(Figure content listings)
---------------

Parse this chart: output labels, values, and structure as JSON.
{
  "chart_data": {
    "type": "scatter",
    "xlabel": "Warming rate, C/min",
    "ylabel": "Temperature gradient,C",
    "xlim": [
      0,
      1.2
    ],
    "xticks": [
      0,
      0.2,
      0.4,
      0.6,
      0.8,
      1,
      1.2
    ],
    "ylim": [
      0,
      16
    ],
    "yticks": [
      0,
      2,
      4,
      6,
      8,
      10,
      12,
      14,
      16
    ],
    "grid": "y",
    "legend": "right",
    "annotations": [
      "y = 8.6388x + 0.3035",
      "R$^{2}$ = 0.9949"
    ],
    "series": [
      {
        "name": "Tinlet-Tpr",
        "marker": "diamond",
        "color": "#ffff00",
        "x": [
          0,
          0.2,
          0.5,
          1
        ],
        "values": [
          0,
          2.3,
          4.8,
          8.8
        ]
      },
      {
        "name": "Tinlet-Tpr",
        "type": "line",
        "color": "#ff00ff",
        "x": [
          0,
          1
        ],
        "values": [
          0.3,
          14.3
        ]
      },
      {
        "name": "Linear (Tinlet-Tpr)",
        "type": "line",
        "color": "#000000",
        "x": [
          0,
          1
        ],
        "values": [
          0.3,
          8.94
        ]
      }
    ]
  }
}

---------------

→ YOUR OBJECTIVE
Copy out every line that includes the word "color".

→ RESPONSE FOR THIS EXERCISE
        "color": "#ffff00",
        "color": "#ff00ff",
        "color": "#000000",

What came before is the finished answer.